BEGIN PROVIDED RECORDS
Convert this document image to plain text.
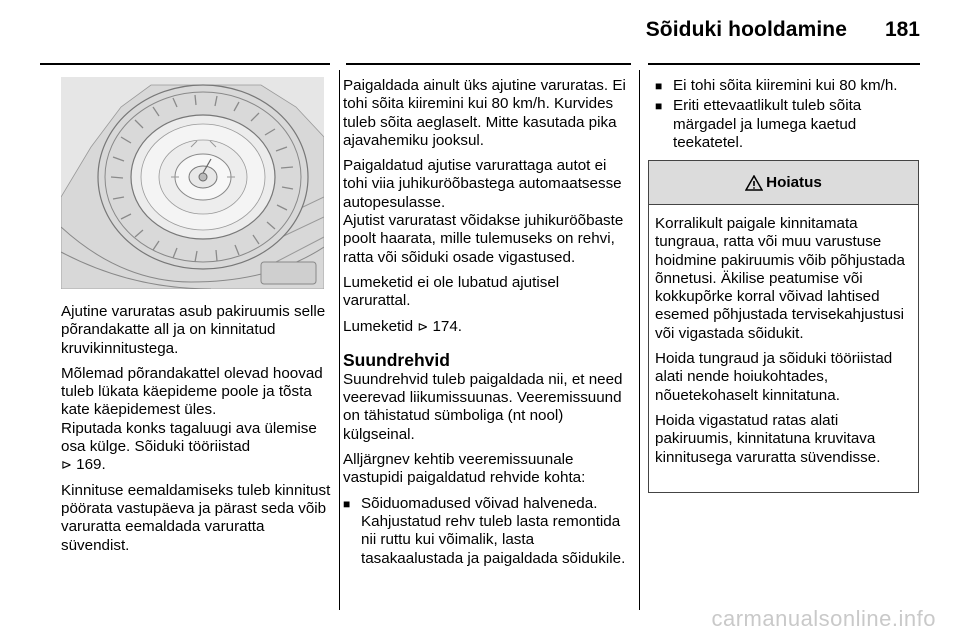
Sõiduki hooldamine 181

Ajutine varuratas asub pakiruumis selle põrandakatte all ja on kinnitatud kruvikinnitustega.

Mõlemad põrandakattel olevad hoovad tuleb lükata käepideme poole ja tõsta kate käepidemest üles.

Riputada konks tagaluugi ava ülemise osa külge. Sõiduki tööriistad
⊳ 169.

Kinnituse eemaldamiseks tuleb kinnitust pöörata vastupäeva ja pärast seda võib varuratta eemaldada varuratta süvendist.

Paigaldada ainult üks ajutine varuratas. Ei tohi sõita kiiremini kui 80 km/h. Kurvides tuleb sõita aeglaselt. Mitte kasutada pika ajavahemiku jooksul.

Paigaldatud ajutise varurattaga autot ei tohi viia juhikuröõbastega automaatsesse autopesulasse.

Ajutist varuratast võidakse juhikuröõbaste poolt haarata, mille tulemuseks on rehvi, ratta või sõiduki osade vigastused.

Lumeketid ei ole lubatud ajutisel varurattal.

Lumeketid ⊳ 174.

Suundrehvid

Suundrehvid tuleb paigaldada nii, et need veerevad liikumissuunas. Veeremissuund on tähistatud sümboliga (nt nool) külgseinal.

Alljärgnev kehtib veeremissuunale vastupidi paigaldatud rehvide kohta:

■ Sõiduomadused võivad halveneda. Kahjustatud rehv tuleb lasta remontida nii ruttu kui võimalik, lasta tasakaalustada ja paigaldada sõidukile.
■ Ei tohi sõita kiiremini kui 80 km/h.
■ Eriti ettevaatlikult tuleb sõita märgadel ja lumega kaetud teekatetel.
Hoiatus

Korralikult paigale kinnitamata tungraua, ratta või muu varustuse hoidmine pakiruumis võib põhjustada õnnetusi. Äkilise peatumise või kokkupõrke korral võivad lahtised esemed põhjustada tervisekahjustusi või vigastada sõidukit.

Hoida tungraud ja sõiduki tööriistad alati nende hoiukohtades, nõuetekohaselt kinnitatuna.

Hoida vigastatud ratas alati pakiruumis, kinnitatuna kruvitava kinnitusega varuratta süvendisse.

carmanualsonline.info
END PROVIDED RECORDS
WHAT THE TASK ASKS:
Return the material word for word. Pictures are not part of the copy.

RESULT OF THE TASK:
Convert this document image to plain text.
Sõiduki hooldamine 181

Ajutine varuratas asub pakiruumis selle põrandakatte all ja on kinnitatud kruvikinnitustega.

Mõlemad põrandakattel olevad hoovad tuleb lükata käepideme poole ja tõsta kate käepidemest üles.

Riputada konks tagaluugi ava ülemise osa külge. Sõiduki tööriistad
⊳ 169.

Kinnituse eemaldamiseks tuleb kinnitust pöörata vastupäeva ja pärast seda võib varuratta eemaldada varuratta süvendist.

Paigaldada ainult üks ajutine varuratas. Ei tohi sõita kiiremini kui 80 km/h. Kurvides tuleb sõita aeglaselt. Mitte kasutada pika ajavahemiku jooksul.

Paigaldatud ajutise varurattaga autot ei tohi viia juhikuröõbastega automaatsesse autopesulasse.

Ajutist varuratast võidakse juhikuröõbaste poolt haarata, mille tulemuseks on rehvi, ratta või sõiduki osade vigastused.

Lumeketid ei ole lubatud ajutisel varurattal.

Lumeketid ⊳ 174.

Suundrehvid

Suundrehvid tuleb paigaldada nii, et need veerevad liikumissuunas. Veeremissuund on tähistatud sümboliga (nt nool) külgseinal.

Alljärgnev kehtib veeremissuunale vastupidi paigaldatud rehvide kohta:

■ Sõiduomadused võivad halveneda. Kahjustatud rehv tuleb lasta remontida nii ruttu kui võimalik, lasta tasakaalustada ja paigaldada sõidukile.
■ Ei tohi sõita kiiremini kui 80 km/h.
■ Eriti ettevaatlikult tuleb sõita märgadel ja lumega kaetud teekatetel.
Hoiatus

Korralikult paigale kinnitamata tungraua, ratta või muu varustuse hoidmine pakiruumis võib põhjustada õnnetusi. Äkilise peatumise või kokkupõrke korral võivad lahtised esemed põhjustada tervisekahjustusi või vigastada sõidukit.

Hoida tungraud ja sõiduki tööriistad alati nende hoiukohtades, nõuetekohaselt kinnitatuna.

Hoida vigastatud ratas alati pakiruumis, kinnitatuna kruvitava kinnitusega varuratta süvendisse.

carmanualsonline.info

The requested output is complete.